* _What needs to be done_
Only the text of the records belongs in the answer, copied exactly and without pictures.

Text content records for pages

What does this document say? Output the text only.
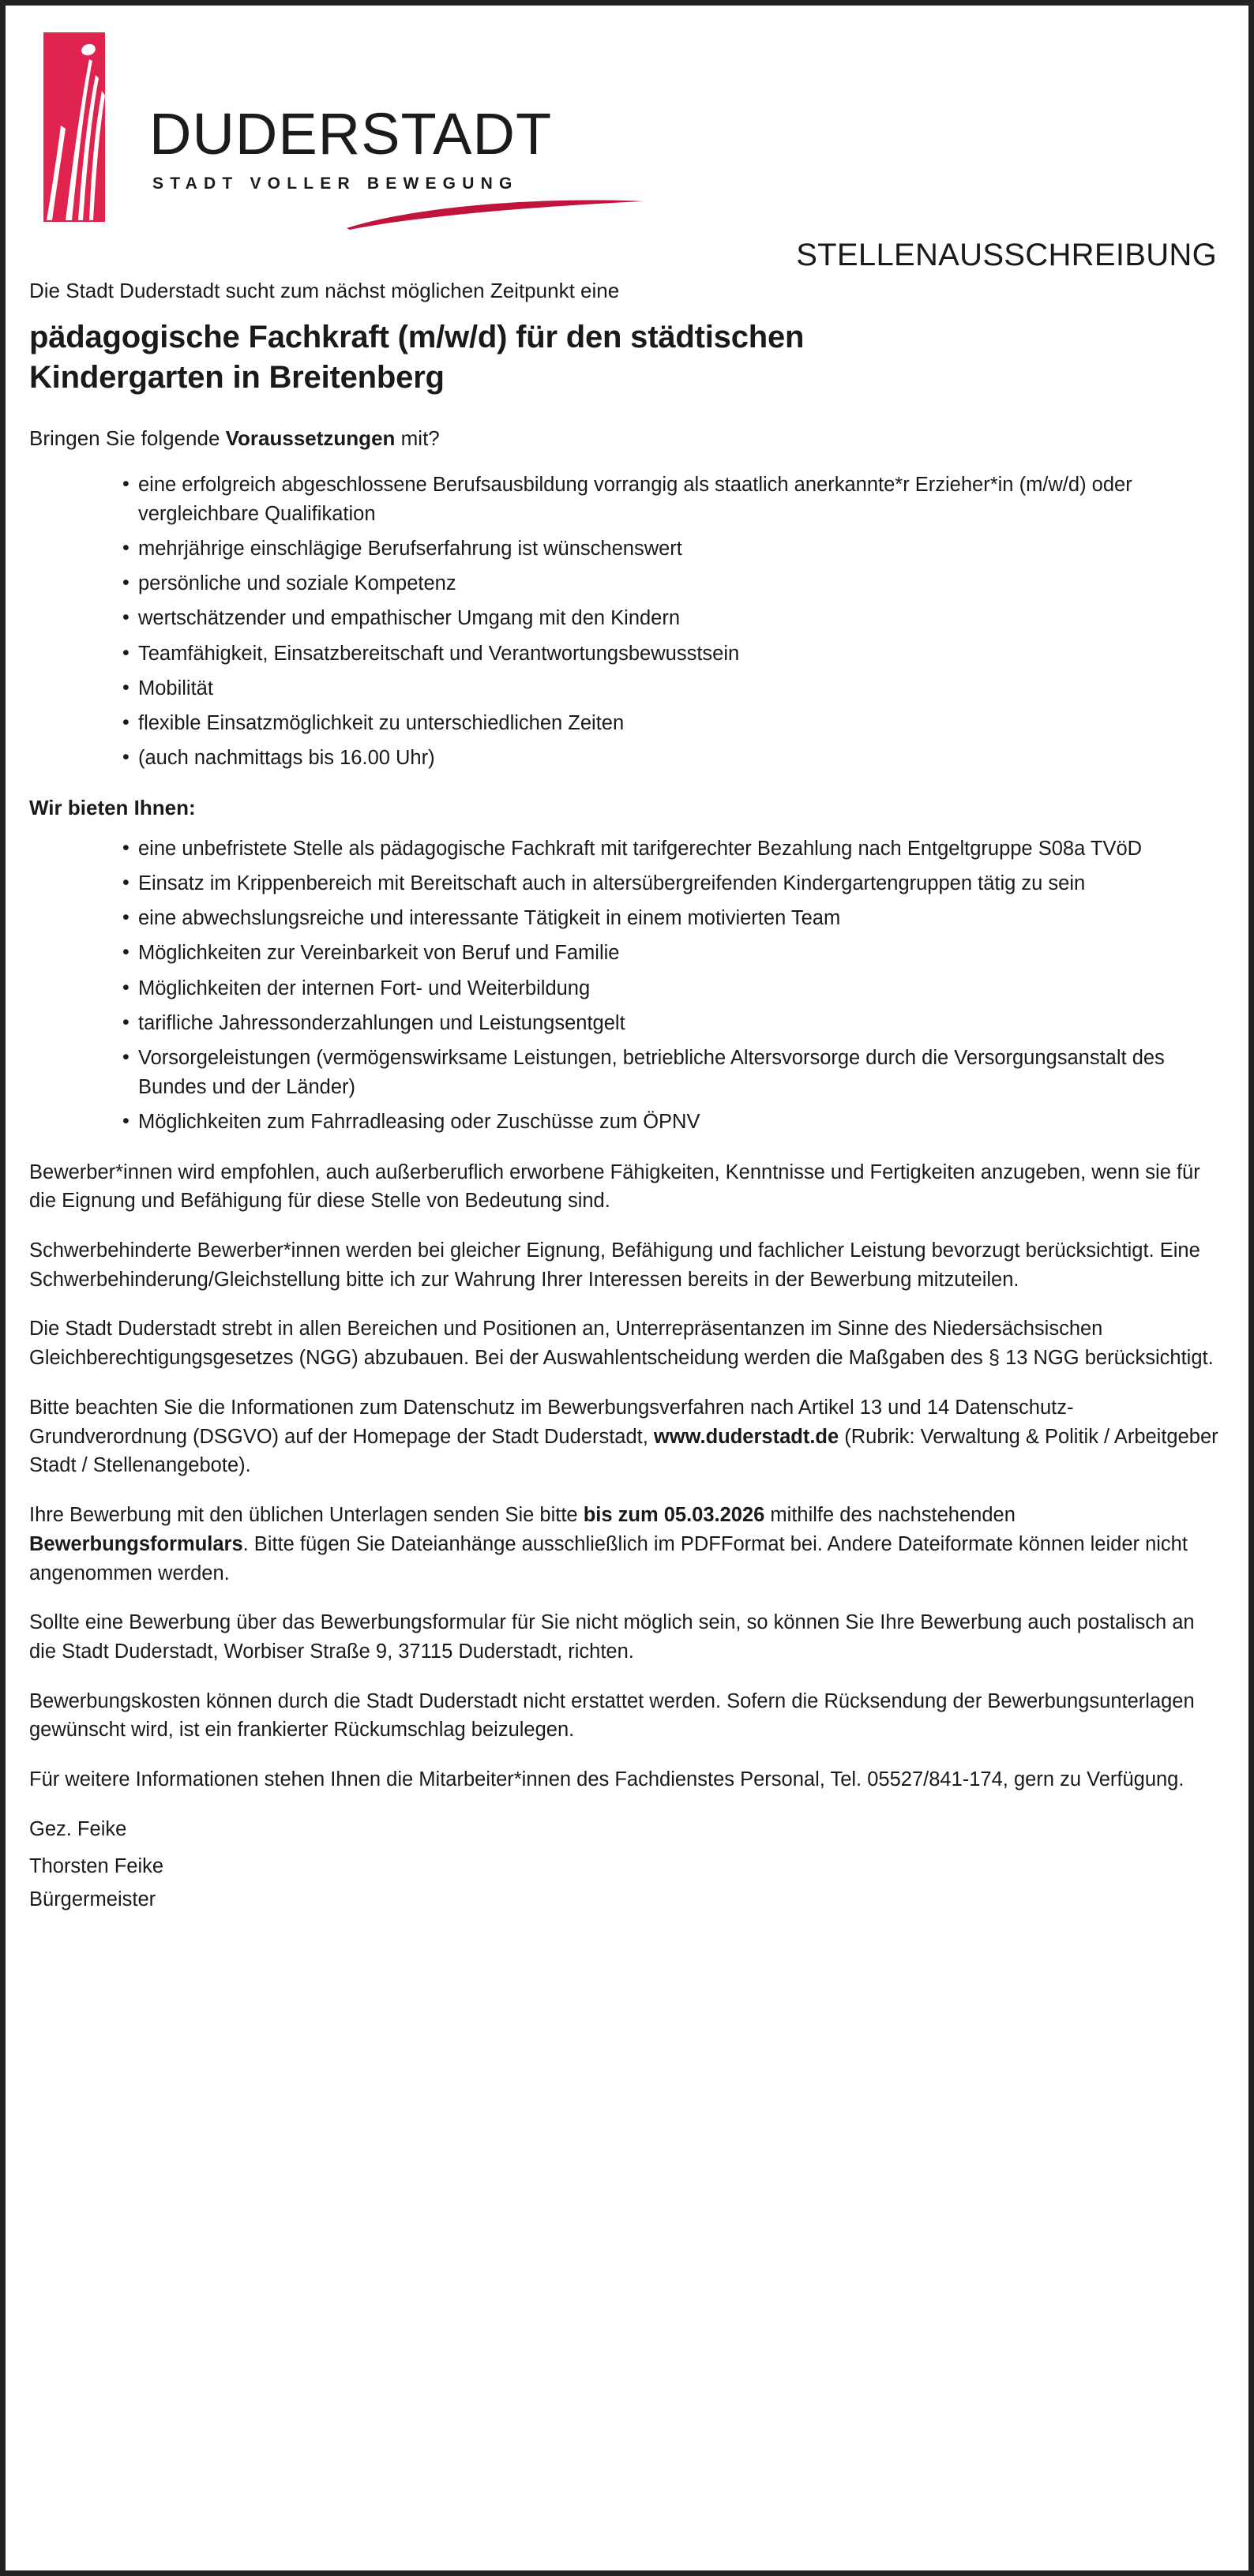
DUDERSTADT
STADT VOLLER BEWEGUNG
STELLENAUSSCHREIBUNG

Die Stadt Duderstadt sucht zum nächst möglichen Zeitpunkt eine

pädagogische Fachkraft (m/w/d) für den städtischen
Kindergarten in Breitenberg

Bringen Sie folgende Voraussetzungen mit?

• eine erfolgreich abgeschlossene Berufsausbildung vorrangig als staatlich anerkannte*r Erzieher*in (m/w/d) oder vergleichbare Qualifikation
• mehrjährige einschlägige Berufserfahrung ist wünschenswert
• persönliche und soziale Kompetenz
• wertschätzender und empathischer Umgang mit den Kindern
• Teamfähigkeit, Einsatzbereitschaft und Verantwortungsbewusstsein
• Mobilität
• flexible Einsatzmöglichkeit zu unterschiedlichen Zeiten
• (auch nachmittags bis 16.00 Uhr)

Wir bieten Ihnen:

• eine unbefristete Stelle als pädagogische Fachkraft mit tarifgerechter Bezahlung nach Entgeltgruppe S08a TVöD
• Einsatz im Krippenbereich mit Bereitschaft auch in altersübergreifenden Kindergartengruppen tätig zu sein
• eine abwechslungsreiche und interessante Tätigkeit in einem motivierten Team
• Möglichkeiten zur Vereinbarkeit von Beruf und Familie
• Möglichkeiten der internen Fort- und Weiterbildung
• tarifliche Jahressonderzahlungen und Leistungsentgelt
• Vorsorgeleistungen (vermögenswirksame Leistungen, betriebliche Altersvorsorge durch die Versorgungsanstalt des Bundes und der Länder)
• Möglichkeiten zum Fahrradleasing oder Zuschüsse zum ÖPNV

Bewerber*innen wird empfohlen, auch außerberuflich erworbene Fähigkeiten, Kenntnisse und Fertigkeiten anzugeben, wenn sie für die Eignung und Befähigung für diese Stelle von Bedeutung sind.

Schwerbehinderte Bewerber*innen werden bei gleicher Eignung, Befähigung und fachlicher Leistung bevorzugt berücksichtigt. Eine Schwerbehinderung/Gleichstellung bitte ich zur Wahrung Ihrer Interessen bereits in der Bewerbung mitzuteilen.

Die Stadt Duderstadt strebt in allen Bereichen und Positionen an, Unterrepräsentanzen im Sinne des Niedersächsischen Gleichberechtigungsgesetzes (NGG) abzubauen. Bei der Auswahlentscheidung werden die Maßgaben des § 13 NGG berücksichtigt.

Bitte beachten Sie die Informationen zum Datenschutz im Bewerbungsverfahren nach Artikel 13 und 14 Datenschutz-Grundverordnung (DSGVO) auf der Homepage der Stadt Duderstadt, www.duderstadt.de (Rubrik: Verwaltung & Politik / Arbeitgeber Stadt / Stellenangebote).

Ihre Bewerbung mit den üblichen Unterlagen senden Sie bitte bis zum 05.03.2026 mithilfe des nachstehenden Bewerbungsformulars. Bitte fügen Sie Dateianhänge ausschließlich im PDFFormat bei. Andere Dateiformate können leider nicht angenommen werden.

Sollte eine Bewerbung über das Bewerbungsformular für Sie nicht möglich sein, so können Sie Ihre Bewerbung auch postalisch an die Stadt Duderstadt, Worbiser Straße 9, 37115 Duderstadt, richten.

Bewerbungskosten können durch die Stadt Duderstadt nicht erstattet werden. Sofern die Rücksendung der Bewerbungsunterlagen gewünscht wird, ist ein frankierter Rückumschlag beizulegen.

Für weitere Informationen stehen Ihnen die Mitarbeiter*innen des Fachdienstes Personal, Tel. 05527/841-174, gern zu Verfügung.

Gez. Feike

Thorsten Feike

Bürgermeister
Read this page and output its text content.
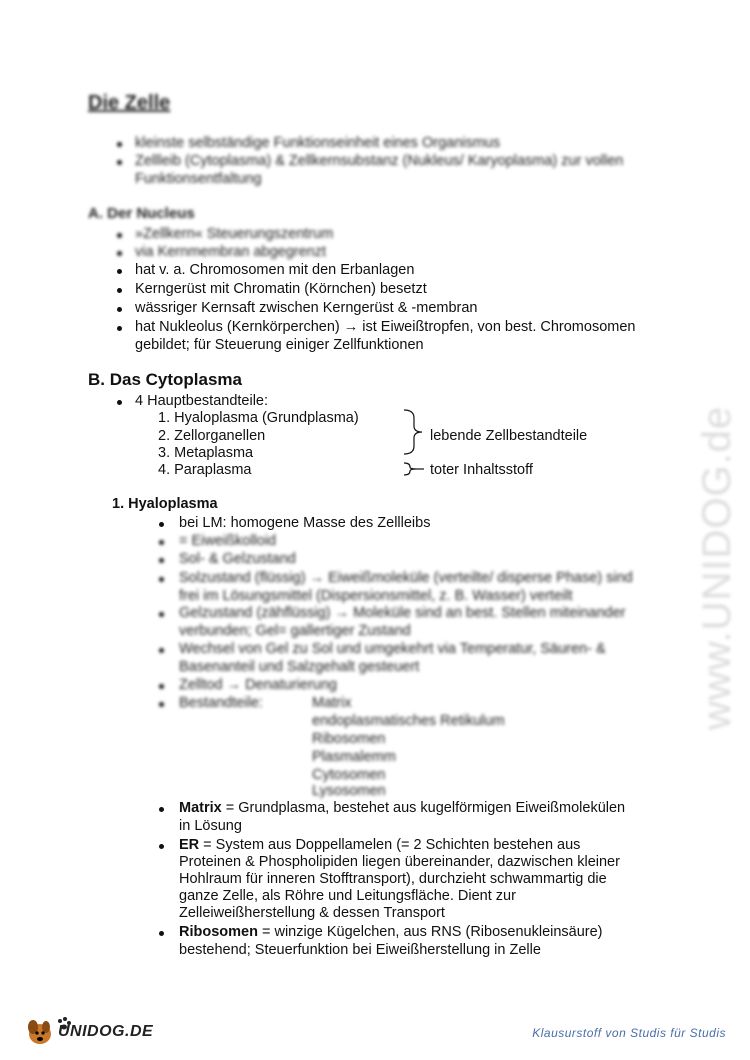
Die Zelle
kleinste selbständige Funktionseinheit eines Organismus
Zellleib (Cytoplasma) & Zellkernsubstanz (Nukleus/ Karyoplasma) zur vollen
Funktionsentfaltung
A. Der Nucleus
»Zellkern« Steuerungszentrum
via Kernmembran abgegrenzt
hat v. a. Chromosomen mit den Erbanlagen
Kerngerüst mit Chromatin (Körnchen) besetzt
wässriger Kernsaft zwischen Kerngerüst & -membran
hat Nukleolus (Kernkörperchen) → ist Eiweißtropfen, von best. Chromosomen
gebildet; für Steuerung einiger Zellfunktionen
B. Das Cytoplasma
4 Hauptbestandteile:
1. Hyaloplasma (Grundplasma)
2. Zellorganellen
3. Metaplasma
4. Paraplasma
lebende Zellbestandteile
toter Inhaltsstoff
1. Hyaloplasma
bei LM: homogene Masse des Zellleibs
= Eiweißkolloid
Sol- & Gelzustand
Solzustand (flüssig) → Eiweißmoleküle (verteilte/ disperse Phase) sind
frei im Lösungsmittel (Dispersionsmittel, z. B. Wasser) verteilt
Gelzustand (zähflüssig) → Moleküle sind an best. Stellen miteinander
verbunden; Gel= gallertiger Zustand
Wechsel von Gel zu Sol und umgekehrt via Temperatur, Säuren- &
Basenanteil und Salzgehalt gesteuert
Zelltod → Denaturierung
Bestandteile:	Matrix
endoplasmatisches Retikulum
Ribosomen
Plasmalemm
Cytosomen
Lysosomen
Matrix = Grundplasma, bestehet aus kugelförmigen Eiweißmolekülen
in Lösung
ER = System aus Doppellamelen (= 2 Schichten bestehen aus
Proteinen & Phospholipiden liegen übereinander, dazwischen kleiner
Hohlraum für inneren Stofftransport), durchzieht schwammartig die
ganze Zelle, als Röhre und Leitungsfläche. Dient zur
Zelleiweißherstellung & dessen Transport
Ribosomen = winzige Kügelchen, aus RNS (Ribosenukleinsäure)
bestehend; Steuerfunktion bei Eiweißherstellung in Zelle
www.UNIDOG.de
UNIDOG.DE	Klausurstoff von Studis für Studis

* _Exercise result_
What does this document say? Output the text only.
DUDERSTADT
STADT VOLLER BEWEGUNG
STELLENAUSSCHREIBUNG

Die Stadt Duderstadt sucht zum nächst möglichen Zeitpunkt eine

pädagogische Fachkraft (m/w/d) für den städtischen
Kindergarten in Breitenberg

Bringen Sie folgende Voraussetzungen mit?

• eine erfolgreich abgeschlossene Berufsausbildung vorrangig als staatlich anerkannte*r Erzieher*in (m/w/d) oder vergleichbare Qualifikation
• mehrjährige einschlägige Berufserfahrung ist wünschenswert
• persönliche und soziale Kompetenz
• wertschätzender und empathischer Umgang mit den Kindern
• Teamfähigkeit, Einsatzbereitschaft und Verantwortungsbewusstsein
• Mobilität
• flexible Einsatzmöglichkeit zu unterschiedlichen Zeiten
• (auch nachmittags bis 16.00 Uhr)

Wir bieten Ihnen:

• eine unbefristete Stelle als pädagogische Fachkraft mit tarifgerechter Bezahlung nach Entgeltgruppe S08a TVöD
• Einsatz im Krippenbereich mit Bereitschaft auch in altersübergreifenden Kindergartengruppen tätig zu sein
• eine abwechslungsreiche und interessante Tätigkeit in einem motivierten Team
• Möglichkeiten zur Vereinbarkeit von Beruf und Familie
• Möglichkeiten der internen Fort- und Weiterbildung
• tarifliche Jahressonderzahlungen und Leistungsentgelt
• Vorsorgeleistungen (vermögenswirksame Leistungen, betriebliche Altersvorsorge durch die Versorgungsanstalt des Bundes und der Länder)
• Möglichkeiten zum Fahrradleasing oder Zuschüsse zum ÖPNV

Bewerber*innen wird empfohlen, auch außerberuflich erworbene Fähigkeiten, Kenntnisse und Fertigkeiten anzugeben, wenn sie für die Eignung und Befähigung für diese Stelle von Bedeutung sind.

Schwerbehinderte Bewerber*innen werden bei gleicher Eignung, Befähigung und fachlicher Leistung bevorzugt berücksichtigt. Eine Schwerbehinderung/Gleichstellung bitte ich zur Wahrung Ihrer Interessen bereits in der Bewerbung mitzuteilen.

Die Stadt Duderstadt strebt in allen Bereichen und Positionen an, Unterrepräsentanzen im Sinne des Niedersächsischen Gleichberechtigungsgesetzes (NGG) abzubauen. Bei der Auswahlentscheidung werden die Maßgaben des § 13 NGG berücksichtigt.

Bitte beachten Sie die Informationen zum Datenschutz im Bewerbungsverfahren nach Artikel 13 und 14 Datenschutz-Grundverordnung (DSGVO) auf der Homepage der Stadt Duderstadt, www.duderstadt.de (Rubrik: Verwaltung & Politik / Arbeitgeber Stadt / Stellenangebote).

Ihre Bewerbung mit den üblichen Unterlagen senden Sie bitte bis zum 05.03.2026 mithilfe des nachstehenden Bewerbungsformulars. Bitte fügen Sie Dateianhänge ausschließlich im PDFFormat bei. Andere Dateiformate können leider nicht angenommen werden.

Sollte eine Bewerbung über das Bewerbungsformular für Sie nicht möglich sein, so können Sie Ihre Bewerbung auch postalisch an die Stadt Duderstadt, Worbiser Straße 9, 37115 Duderstadt, richten.

Bewerbungskosten können durch die Stadt Duderstadt nicht erstattet werden. Sofern die Rücksendung der Bewerbungsunterlagen gewünscht wird, ist ein frankierter Rückumschlag beizulegen.

Für weitere Informationen stehen Ihnen die Mitarbeiter*innen des Fachdienstes Personal, Tel. 05527/841-174, gern zu Verfügung.

Gez. Feike

Thorsten Feike

Bürgermeister
Read this page and output its text content.
Die Zelle
kleinste selbständige Funktionseinheit eines Organismus
Zellleib (Cytoplasma) & Zellkernsubstanz (Nukleus/ Karyoplasma) zur vollen
Funktionsentfaltung
A. Der Nucleus
»Zellkern« Steuerungszentrum
via Kernmembran abgegrenzt
hat v. a. Chromosomen mit den Erbanlagen
Kerngerüst mit Chromatin (Körnchen) besetzt
wässriger Kernsaft zwischen Kerngerüst & -membran
hat Nukleolus (Kernkörperchen) → ist Eiweißtropfen, von best. Chromosomen
gebildet; für Steuerung einiger Zellfunktionen
B. Das Cytoplasma
4 Hauptbestandteile:
1. Hyaloplasma (Grundplasma)
2. Zellorganellen
3. Metaplasma
4. Paraplasma
lebende Zellbestandteile
toter Inhaltsstoff
1. Hyaloplasma
bei LM: homogene Masse des Zellleibs
= Eiweißkolloid
Sol- & Gelzustand
Solzustand (flüssig) → Eiweißmoleküle (verteilte/ disperse Phase) sind
frei im Lösungsmittel (Dispersionsmittel, z. B. Wasser) verteilt
Gelzustand (zähflüssig) → Moleküle sind an best. Stellen miteinander
verbunden; Gel= gallertiger Zustand
Wechsel von Gel zu Sol und umgekehrt via Temperatur, Säuren- &
Basenanteil und Salzgehalt gesteuert
Zelltod → Denaturierung
Bestandteile:	Matrix
endoplasmatisches Retikulum
Ribosomen
Plasmalemm
Cytosomen
Lysosomen
Matrix = Grundplasma, bestehet aus kugelförmigen Eiweißmolekülen
in Lösung
ER = System aus Doppellamelen (= 2 Schichten bestehen aus
Proteinen & Phospholipiden liegen übereinander, dazwischen kleiner
Hohlraum für inneren Stofftransport), durchzieht schwammartig die
ganze Zelle, als Röhre und Leitungsfläche. Dient zur
Zelleiweißherstellung & dessen Transport
Ribosomen = winzige Kügelchen, aus RNS (Ribosenukleinsäure)
bestehend; Steuerfunktion bei Eiweißherstellung in Zelle
www.UNIDOG.de
UNIDOG.DE	Klausurstoff von Studis für Studis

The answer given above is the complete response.